─── Task input ───

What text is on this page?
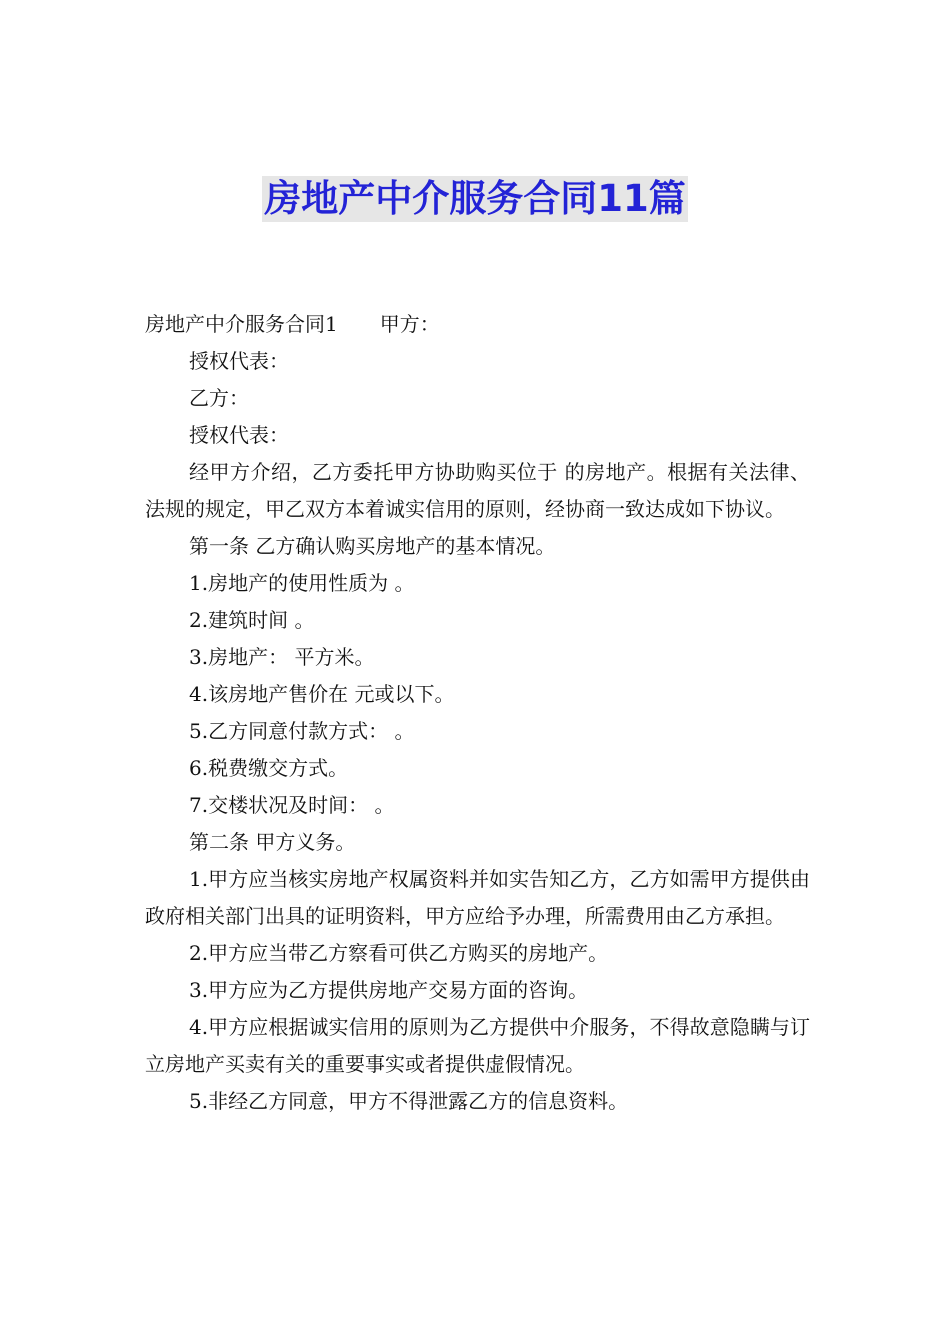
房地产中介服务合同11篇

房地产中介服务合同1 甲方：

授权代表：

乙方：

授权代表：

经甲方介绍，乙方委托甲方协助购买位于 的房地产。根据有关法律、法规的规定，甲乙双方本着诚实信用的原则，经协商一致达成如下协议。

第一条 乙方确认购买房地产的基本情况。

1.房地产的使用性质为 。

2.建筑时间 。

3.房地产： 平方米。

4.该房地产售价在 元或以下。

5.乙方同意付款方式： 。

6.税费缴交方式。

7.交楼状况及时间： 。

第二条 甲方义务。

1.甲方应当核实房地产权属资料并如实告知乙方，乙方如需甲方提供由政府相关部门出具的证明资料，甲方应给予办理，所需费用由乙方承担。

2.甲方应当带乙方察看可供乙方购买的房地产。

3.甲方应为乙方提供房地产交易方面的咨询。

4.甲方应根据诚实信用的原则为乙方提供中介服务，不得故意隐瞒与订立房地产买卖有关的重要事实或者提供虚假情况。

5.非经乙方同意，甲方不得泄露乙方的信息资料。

───
─── Task input ───

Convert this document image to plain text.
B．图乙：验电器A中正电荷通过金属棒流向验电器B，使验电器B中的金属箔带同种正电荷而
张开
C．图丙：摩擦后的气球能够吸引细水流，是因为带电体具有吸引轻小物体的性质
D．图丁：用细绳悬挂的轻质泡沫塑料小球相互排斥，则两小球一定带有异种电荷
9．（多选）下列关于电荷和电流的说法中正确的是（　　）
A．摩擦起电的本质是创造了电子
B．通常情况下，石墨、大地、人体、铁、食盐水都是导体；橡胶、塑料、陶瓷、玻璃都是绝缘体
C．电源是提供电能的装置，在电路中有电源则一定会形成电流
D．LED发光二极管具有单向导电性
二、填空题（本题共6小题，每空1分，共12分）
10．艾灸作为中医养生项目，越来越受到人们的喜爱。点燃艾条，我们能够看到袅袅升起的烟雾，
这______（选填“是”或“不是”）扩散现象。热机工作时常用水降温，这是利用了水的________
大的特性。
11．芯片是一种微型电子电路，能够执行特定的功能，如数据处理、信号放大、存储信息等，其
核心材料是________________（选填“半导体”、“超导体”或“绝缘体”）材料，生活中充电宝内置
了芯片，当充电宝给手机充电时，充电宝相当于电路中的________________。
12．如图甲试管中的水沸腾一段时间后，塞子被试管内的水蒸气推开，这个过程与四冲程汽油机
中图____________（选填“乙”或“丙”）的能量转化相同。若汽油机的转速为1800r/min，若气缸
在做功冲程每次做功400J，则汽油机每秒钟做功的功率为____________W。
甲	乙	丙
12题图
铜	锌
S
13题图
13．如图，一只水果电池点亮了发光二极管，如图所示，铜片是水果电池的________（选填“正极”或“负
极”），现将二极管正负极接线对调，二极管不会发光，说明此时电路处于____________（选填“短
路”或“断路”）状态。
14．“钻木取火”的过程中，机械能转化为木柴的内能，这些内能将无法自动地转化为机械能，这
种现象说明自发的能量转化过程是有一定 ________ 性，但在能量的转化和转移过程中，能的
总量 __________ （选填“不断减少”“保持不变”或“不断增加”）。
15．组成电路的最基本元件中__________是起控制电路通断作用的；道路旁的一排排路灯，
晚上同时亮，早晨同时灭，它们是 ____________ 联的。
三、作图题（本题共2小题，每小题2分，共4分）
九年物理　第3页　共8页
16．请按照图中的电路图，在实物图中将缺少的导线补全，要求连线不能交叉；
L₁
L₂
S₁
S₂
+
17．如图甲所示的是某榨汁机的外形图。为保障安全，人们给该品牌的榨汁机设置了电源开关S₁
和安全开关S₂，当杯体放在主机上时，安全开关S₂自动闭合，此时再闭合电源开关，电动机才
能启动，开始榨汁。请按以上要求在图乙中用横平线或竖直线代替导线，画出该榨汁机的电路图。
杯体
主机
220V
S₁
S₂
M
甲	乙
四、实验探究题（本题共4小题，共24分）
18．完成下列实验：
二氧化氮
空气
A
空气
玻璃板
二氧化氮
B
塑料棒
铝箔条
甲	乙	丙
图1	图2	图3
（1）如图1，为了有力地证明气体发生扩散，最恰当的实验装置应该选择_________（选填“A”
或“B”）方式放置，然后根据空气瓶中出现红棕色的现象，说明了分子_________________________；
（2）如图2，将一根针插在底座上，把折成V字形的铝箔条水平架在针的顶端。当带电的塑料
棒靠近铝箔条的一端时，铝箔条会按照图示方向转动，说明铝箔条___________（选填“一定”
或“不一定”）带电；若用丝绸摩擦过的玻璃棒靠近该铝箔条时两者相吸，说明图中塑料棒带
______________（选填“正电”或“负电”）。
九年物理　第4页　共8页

───

What you should do
Go through the data and gather every line that holds "text".

Exercise response
What text is on this page?
Convert this document image to plain text.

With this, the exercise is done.